What the task asks =
Please print all of the material below, word for word.

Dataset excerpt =

"""

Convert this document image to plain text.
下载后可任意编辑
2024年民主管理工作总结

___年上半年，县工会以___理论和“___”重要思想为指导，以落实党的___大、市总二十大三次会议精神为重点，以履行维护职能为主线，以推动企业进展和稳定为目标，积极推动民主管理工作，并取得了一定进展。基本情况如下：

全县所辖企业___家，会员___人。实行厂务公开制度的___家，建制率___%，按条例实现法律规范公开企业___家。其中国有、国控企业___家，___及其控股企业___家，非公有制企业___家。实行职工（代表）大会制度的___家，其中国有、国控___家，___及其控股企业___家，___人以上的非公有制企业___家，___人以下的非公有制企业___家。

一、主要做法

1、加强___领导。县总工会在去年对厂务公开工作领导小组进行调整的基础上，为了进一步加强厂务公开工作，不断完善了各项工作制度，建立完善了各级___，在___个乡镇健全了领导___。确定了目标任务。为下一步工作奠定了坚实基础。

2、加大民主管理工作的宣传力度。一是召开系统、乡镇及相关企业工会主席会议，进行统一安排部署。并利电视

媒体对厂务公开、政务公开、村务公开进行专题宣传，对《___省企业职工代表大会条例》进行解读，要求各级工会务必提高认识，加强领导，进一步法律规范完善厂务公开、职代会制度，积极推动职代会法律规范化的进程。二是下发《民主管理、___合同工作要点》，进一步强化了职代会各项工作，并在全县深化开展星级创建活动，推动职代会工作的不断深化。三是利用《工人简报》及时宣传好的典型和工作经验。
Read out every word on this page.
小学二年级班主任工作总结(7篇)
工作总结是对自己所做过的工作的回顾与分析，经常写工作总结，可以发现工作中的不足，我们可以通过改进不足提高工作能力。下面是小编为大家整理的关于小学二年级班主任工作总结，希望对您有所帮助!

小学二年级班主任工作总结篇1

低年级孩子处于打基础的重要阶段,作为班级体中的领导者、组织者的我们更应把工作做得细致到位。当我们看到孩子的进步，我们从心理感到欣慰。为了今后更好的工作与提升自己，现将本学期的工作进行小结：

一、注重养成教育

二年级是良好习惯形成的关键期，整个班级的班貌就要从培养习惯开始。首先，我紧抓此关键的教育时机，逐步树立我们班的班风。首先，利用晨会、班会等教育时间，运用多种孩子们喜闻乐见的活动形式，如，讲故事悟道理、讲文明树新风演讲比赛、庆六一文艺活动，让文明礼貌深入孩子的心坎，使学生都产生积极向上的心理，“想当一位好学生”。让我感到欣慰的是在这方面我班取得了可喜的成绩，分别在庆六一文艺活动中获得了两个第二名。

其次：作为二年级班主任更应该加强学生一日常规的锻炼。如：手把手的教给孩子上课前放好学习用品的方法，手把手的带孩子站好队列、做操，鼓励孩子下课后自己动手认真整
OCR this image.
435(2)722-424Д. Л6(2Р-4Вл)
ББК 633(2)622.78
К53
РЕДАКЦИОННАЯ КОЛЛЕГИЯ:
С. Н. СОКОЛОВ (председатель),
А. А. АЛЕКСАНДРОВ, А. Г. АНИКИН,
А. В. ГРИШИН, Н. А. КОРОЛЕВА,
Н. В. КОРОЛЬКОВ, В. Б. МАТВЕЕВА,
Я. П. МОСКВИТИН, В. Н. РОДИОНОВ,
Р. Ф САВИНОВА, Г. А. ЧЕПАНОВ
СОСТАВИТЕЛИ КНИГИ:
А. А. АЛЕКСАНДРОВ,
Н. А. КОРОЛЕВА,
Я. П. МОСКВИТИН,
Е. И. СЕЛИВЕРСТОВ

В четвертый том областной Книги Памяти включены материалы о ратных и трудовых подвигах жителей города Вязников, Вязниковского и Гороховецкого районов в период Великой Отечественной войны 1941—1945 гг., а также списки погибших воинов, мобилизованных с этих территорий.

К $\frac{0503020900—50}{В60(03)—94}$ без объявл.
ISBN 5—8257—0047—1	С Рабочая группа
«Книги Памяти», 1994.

"""

Task solution =
Convert this document image to plain text.
下载后可任意编辑
2024年民主管理工作总结

___年上半年，县工会以___理论和“___”重要思想为指导，以落实党的___大、市总二十大三次会议精神为重点，以履行维护职能为主线，以推动企业进展和稳定为目标，积极推动民主管理工作，并取得了一定进展。基本情况如下：

全县所辖企业___家，会员___人。实行厂务公开制度的___家，建制率___%，按条例实现法律规范公开企业___家。其中国有、国控企业___家，___及其控股企业___家，非公有制企业___家。实行职工（代表）大会制度的___家，其中国有、国控___家，___及其控股企业___家，___人以上的非公有制企业___家，___人以下的非公有制企业___家。

一、主要做法

1、加强___领导。县总工会在去年对厂务公开工作领导小组进行调整的基础上，为了进一步加强厂务公开工作，不断完善了各项工作制度，建立完善了各级___，在___个乡镇健全了领导___。确定了目标任务。为下一步工作奠定了坚实基础。

2、加大民主管理工作的宣传力度。一是召开系统、乡镇及相关企业工会主席会议，进行统一安排部署。并利电视

媒体对厂务公开、政务公开、村务公开进行专题宣传，对《___省企业职工代表大会条例》进行解读，要求各级工会务必提高认识，加强领导，进一步法律规范完善厂务公开、职代会制度，积极推动职代会法律规范化的进程。二是下发《民主管理、___合同工作要点》，进一步强化了职代会各项工作，并在全县深化开展星级创建活动，推动职代会工作的不断深化。三是利用《工人简报》及时宣传好的典型和工作经验。
Read out every word on this page.
小学二年级班主任工作总结(7篇)
工作总结是对自己所做过的工作的回顾与分析，经常写工作总结，可以发现工作中的不足，我们可以通过改进不足提高工作能力。下面是小编为大家整理的关于小学二年级班主任工作总结，希望对您有所帮助!

小学二年级班主任工作总结篇1

低年级孩子处于打基础的重要阶段,作为班级体中的领导者、组织者的我们更应把工作做得细致到位。当我们看到孩子的进步，我们从心理感到欣慰。为了今后更好的工作与提升自己，现将本学期的工作进行小结：

一、注重养成教育

二年级是良好习惯形成的关键期，整个班级的班貌就要从培养习惯开始。首先，我紧抓此关键的教育时机，逐步树立我们班的班风。首先，利用晨会、班会等教育时间，运用多种孩子们喜闻乐见的活动形式，如，讲故事悟道理、讲文明树新风演讲比赛、庆六一文艺活动，让文明礼貌深入孩子的心坎，使学生都产生积极向上的心理，“想当一位好学生”。让我感到欣慰的是在这方面我班取得了可喜的成绩，分别在庆六一文艺活动中获得了两个第二名。

其次：作为二年级班主任更应该加强学生一日常规的锻炼。如：手把手的教给孩子上课前放好学习用品的方法，手把手的带孩子站好队列、做操，鼓励孩子下课后自己动手认真整
OCR this image.
435(2)722-424Д. Л6(2Р-4Вл)
ББК 633(2)622.78
К53
РЕДАКЦИОННАЯ КОЛЛЕГИЯ:
С. Н. СОКОЛОВ (председатель),
А. А. АЛЕКСАНДРОВ, А. Г. АНИКИН,
А. В. ГРИШИН, Н. А. КОРОЛЕВА,
Н. В. КОРОЛЬКОВ, В. Б. МАТВЕЕВА,
Я. П. МОСКВИТИН, В. Н. РОДИОНОВ,
Р. Ф САВИНОВА, Г. А. ЧЕПАНОВ
СОСТАВИТЕЛИ КНИГИ:
А. А. АЛЕКСАНДРОВ,
Н. А. КОРОЛЕВА,
Я. П. МОСКВИТИН,
Е. И. СЕЛИВЕРСТОВ

В четвертый том областной Книги Памяти включены материалы о ратных и трудовых подвигах жителей города Вязников, Вязниковского и Гороховецкого районов в период Великой Отечественной войны 1941—1945 гг., а также списки погибших воинов, мобилизованных с этих территорий.

К $\frac{0503020900—50}{В60(03)—94}$ без объявл.
ISBN 5—8257—0047—1	С Рабочая группа
«Книги Памяти», 1994.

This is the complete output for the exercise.